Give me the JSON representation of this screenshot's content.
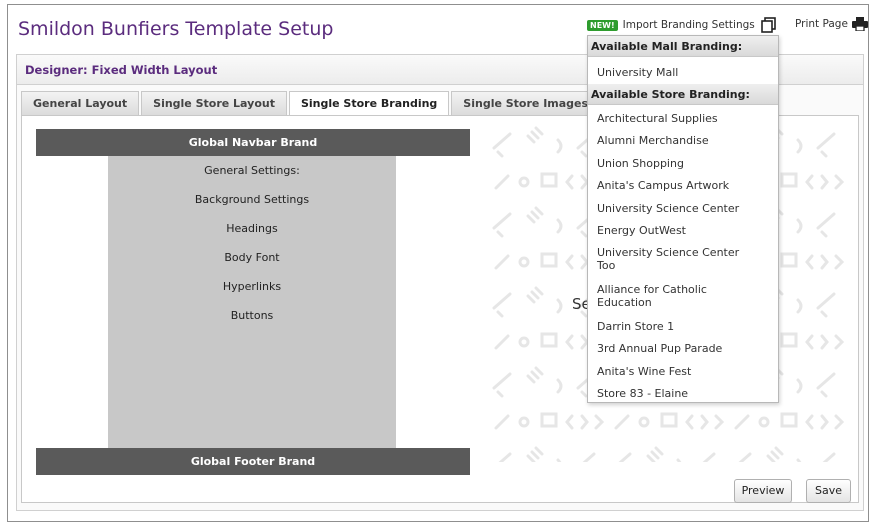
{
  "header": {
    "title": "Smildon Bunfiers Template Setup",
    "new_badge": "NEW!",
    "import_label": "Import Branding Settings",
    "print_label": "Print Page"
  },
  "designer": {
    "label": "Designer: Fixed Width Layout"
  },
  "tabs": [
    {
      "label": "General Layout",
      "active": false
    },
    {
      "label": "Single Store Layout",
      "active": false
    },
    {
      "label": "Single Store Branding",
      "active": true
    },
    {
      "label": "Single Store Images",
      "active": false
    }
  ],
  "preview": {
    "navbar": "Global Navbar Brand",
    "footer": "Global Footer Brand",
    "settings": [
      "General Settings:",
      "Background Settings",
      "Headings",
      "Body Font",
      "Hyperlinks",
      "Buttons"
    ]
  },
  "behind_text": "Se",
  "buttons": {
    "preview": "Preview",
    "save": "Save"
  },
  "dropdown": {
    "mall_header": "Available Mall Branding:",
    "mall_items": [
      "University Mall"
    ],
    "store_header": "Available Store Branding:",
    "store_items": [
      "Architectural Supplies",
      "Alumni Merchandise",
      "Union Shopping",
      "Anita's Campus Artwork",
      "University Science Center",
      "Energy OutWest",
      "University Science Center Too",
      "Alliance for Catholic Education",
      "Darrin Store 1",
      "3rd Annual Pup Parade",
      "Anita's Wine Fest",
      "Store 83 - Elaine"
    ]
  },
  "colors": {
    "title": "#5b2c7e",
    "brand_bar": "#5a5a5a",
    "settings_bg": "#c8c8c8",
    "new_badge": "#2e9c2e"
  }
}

==

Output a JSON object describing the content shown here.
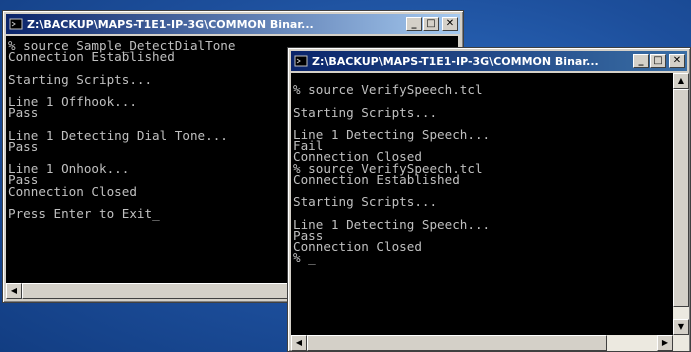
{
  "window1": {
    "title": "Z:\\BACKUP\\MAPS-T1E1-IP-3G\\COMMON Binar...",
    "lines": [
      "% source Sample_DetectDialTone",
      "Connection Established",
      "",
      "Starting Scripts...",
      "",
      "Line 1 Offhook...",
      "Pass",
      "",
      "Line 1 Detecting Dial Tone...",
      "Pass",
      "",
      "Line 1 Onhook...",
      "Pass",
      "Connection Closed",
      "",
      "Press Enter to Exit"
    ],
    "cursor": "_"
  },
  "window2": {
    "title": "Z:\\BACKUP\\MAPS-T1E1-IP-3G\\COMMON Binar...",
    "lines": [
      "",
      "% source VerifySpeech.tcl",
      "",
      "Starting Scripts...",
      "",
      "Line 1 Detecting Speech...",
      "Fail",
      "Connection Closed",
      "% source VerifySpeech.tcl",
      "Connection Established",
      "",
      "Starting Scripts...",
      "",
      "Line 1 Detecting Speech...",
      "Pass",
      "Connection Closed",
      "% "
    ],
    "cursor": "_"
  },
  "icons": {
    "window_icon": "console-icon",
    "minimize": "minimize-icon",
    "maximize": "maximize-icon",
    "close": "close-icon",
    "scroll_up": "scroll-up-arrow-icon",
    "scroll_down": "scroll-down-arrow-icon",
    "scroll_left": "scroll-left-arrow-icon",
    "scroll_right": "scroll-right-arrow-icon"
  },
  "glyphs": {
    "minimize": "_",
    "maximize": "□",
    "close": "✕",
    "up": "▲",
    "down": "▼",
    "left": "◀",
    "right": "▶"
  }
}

#### Problem to solve
Your task is to gather every line with the word "right" and copy it.

#### Answer to the exercise
    "scroll_right": "scroll-right-arrow-icon"
    "right": "▶"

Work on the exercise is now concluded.